(Rows from a figure dataset)
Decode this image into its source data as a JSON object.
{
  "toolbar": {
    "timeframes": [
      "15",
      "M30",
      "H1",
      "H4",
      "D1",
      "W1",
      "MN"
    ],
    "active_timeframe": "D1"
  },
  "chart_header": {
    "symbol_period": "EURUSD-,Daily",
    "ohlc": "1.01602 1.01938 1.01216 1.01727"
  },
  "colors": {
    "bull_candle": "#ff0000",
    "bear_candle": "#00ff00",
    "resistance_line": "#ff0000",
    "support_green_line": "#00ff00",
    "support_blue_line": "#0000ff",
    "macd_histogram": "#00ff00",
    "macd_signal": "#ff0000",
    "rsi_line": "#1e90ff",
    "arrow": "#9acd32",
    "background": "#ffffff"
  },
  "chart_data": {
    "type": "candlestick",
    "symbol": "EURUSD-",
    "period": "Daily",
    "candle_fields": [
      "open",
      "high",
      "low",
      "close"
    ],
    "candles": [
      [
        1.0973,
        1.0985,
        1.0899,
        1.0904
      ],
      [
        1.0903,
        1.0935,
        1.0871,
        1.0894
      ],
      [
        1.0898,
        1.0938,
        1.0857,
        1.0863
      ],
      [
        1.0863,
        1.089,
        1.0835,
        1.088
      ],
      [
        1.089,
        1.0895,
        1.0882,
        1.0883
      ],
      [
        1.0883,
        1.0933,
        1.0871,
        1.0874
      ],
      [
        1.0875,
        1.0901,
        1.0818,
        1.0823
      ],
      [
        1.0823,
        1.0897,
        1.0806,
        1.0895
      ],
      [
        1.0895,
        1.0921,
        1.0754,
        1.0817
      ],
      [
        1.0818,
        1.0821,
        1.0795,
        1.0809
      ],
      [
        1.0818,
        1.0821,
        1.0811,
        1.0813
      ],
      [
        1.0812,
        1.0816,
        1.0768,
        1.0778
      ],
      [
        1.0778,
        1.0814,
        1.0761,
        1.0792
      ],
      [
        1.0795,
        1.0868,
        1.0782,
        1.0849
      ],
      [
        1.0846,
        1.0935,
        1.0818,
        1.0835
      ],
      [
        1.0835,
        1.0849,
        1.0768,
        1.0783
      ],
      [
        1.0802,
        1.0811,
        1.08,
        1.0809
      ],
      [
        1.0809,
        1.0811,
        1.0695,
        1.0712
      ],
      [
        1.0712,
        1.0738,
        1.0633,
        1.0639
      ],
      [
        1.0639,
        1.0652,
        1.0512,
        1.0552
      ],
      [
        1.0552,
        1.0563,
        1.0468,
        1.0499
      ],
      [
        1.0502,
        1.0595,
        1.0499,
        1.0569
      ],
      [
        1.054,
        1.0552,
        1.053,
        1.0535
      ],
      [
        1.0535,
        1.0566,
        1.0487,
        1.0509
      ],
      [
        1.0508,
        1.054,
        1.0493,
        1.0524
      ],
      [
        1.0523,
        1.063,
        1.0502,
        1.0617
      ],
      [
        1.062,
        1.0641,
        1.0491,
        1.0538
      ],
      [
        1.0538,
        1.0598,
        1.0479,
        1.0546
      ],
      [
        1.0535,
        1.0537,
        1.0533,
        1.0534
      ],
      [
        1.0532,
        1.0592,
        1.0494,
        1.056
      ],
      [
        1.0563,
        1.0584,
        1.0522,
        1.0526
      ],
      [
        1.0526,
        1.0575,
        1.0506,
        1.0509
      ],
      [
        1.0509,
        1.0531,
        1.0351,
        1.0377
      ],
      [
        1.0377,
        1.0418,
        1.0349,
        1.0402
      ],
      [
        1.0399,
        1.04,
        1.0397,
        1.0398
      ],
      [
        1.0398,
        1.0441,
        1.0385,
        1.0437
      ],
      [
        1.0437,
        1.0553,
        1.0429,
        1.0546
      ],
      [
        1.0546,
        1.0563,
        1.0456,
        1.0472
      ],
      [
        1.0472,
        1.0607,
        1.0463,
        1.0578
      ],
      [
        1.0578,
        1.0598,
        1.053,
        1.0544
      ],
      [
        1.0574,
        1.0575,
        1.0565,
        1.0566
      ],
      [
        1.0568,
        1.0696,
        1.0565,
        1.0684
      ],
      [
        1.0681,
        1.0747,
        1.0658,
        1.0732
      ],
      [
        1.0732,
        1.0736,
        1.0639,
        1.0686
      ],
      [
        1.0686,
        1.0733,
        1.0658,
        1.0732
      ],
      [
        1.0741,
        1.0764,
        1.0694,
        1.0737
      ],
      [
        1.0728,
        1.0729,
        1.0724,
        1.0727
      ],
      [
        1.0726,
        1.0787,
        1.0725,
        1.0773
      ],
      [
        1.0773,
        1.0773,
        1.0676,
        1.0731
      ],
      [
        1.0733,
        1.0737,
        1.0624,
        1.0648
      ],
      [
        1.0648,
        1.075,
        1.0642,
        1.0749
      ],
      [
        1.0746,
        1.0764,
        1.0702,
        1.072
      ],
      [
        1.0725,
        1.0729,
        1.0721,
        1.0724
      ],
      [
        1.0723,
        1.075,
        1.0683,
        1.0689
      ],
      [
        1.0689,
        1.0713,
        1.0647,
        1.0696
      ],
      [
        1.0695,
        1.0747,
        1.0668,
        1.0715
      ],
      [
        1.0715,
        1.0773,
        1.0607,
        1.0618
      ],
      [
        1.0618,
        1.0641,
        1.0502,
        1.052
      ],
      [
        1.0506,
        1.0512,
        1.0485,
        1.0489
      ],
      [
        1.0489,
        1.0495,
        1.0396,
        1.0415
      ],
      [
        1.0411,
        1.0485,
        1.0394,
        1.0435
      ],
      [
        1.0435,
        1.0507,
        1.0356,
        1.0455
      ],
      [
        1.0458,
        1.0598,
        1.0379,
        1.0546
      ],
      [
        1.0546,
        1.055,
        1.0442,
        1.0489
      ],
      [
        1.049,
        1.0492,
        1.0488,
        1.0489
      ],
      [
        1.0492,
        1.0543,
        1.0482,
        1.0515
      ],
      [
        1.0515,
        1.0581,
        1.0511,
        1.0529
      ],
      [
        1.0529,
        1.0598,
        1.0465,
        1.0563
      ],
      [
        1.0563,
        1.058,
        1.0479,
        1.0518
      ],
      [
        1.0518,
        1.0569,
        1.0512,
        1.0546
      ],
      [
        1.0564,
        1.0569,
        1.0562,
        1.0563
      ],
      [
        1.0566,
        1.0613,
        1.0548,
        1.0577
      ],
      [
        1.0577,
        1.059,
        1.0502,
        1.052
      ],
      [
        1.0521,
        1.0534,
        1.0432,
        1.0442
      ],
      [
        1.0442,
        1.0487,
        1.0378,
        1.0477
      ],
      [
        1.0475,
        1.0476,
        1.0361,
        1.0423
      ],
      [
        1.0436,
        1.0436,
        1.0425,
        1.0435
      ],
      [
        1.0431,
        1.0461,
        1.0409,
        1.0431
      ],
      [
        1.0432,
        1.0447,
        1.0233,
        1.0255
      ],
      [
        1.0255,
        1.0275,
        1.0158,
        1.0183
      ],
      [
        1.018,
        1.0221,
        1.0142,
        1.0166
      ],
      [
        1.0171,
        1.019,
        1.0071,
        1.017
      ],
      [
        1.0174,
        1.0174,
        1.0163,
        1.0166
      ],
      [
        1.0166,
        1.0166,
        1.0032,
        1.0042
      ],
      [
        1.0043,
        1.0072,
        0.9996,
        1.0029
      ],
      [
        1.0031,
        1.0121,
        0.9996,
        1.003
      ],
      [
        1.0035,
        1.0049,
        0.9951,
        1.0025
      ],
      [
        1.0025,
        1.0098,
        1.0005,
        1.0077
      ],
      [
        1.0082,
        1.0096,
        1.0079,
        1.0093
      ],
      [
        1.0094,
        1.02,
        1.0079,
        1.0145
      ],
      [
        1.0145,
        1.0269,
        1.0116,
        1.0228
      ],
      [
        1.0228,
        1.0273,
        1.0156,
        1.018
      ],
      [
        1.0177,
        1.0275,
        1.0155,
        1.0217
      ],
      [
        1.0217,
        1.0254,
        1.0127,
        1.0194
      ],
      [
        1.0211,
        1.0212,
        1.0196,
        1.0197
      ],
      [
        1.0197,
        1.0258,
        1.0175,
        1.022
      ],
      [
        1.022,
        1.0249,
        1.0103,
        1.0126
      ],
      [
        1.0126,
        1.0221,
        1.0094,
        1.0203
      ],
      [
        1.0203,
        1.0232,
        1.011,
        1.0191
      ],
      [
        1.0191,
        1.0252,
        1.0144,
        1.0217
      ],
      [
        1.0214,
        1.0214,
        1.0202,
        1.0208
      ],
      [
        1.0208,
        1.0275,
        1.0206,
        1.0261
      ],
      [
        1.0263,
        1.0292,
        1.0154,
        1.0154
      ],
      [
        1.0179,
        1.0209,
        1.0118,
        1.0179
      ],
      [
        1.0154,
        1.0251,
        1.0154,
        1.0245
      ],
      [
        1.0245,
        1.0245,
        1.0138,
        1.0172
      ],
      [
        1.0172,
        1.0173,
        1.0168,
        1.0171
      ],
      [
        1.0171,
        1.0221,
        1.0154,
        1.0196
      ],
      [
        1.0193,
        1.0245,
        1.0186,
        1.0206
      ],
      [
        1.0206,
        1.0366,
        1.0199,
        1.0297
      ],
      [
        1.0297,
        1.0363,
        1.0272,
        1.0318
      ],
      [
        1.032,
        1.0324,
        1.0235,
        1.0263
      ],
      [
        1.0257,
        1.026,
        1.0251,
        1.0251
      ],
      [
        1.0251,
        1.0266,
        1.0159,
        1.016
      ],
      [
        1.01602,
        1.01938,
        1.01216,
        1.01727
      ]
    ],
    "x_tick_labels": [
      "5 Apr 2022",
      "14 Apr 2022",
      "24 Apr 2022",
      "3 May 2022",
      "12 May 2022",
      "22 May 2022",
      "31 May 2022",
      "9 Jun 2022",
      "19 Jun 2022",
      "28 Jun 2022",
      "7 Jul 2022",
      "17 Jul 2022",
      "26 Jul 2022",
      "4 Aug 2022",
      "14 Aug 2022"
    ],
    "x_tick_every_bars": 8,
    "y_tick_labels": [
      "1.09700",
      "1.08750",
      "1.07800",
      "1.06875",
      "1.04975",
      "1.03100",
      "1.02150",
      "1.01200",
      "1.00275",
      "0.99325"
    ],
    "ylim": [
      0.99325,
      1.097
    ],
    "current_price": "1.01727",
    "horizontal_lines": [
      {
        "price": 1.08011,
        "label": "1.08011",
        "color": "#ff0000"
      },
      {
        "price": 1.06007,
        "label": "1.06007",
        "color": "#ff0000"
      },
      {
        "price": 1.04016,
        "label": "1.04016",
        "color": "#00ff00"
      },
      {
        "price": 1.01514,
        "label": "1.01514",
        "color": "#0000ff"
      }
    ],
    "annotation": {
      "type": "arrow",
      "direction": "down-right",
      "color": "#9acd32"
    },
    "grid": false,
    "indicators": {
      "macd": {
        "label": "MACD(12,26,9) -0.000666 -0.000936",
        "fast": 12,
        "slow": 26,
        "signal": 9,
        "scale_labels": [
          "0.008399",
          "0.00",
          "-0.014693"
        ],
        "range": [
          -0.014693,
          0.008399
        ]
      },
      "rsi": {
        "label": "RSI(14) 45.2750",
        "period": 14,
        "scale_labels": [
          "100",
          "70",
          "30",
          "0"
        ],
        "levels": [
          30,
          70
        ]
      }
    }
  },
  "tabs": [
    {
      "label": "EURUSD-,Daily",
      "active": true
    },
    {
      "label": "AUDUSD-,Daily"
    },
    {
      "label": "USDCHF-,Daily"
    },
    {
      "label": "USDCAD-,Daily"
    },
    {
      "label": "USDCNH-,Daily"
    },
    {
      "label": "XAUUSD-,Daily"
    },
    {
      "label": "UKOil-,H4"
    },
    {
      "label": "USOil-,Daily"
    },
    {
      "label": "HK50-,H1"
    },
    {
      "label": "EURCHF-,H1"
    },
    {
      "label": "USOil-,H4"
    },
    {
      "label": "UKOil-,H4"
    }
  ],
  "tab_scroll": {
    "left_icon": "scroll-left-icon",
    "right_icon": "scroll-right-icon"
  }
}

-- REQUIRED WORK --
Identify each line in the records above that contains the word "icon", and copy it out in full.

-- RESULT --
    "left_icon": "scroll-left-icon",
    "right_icon": "scroll-right-icon"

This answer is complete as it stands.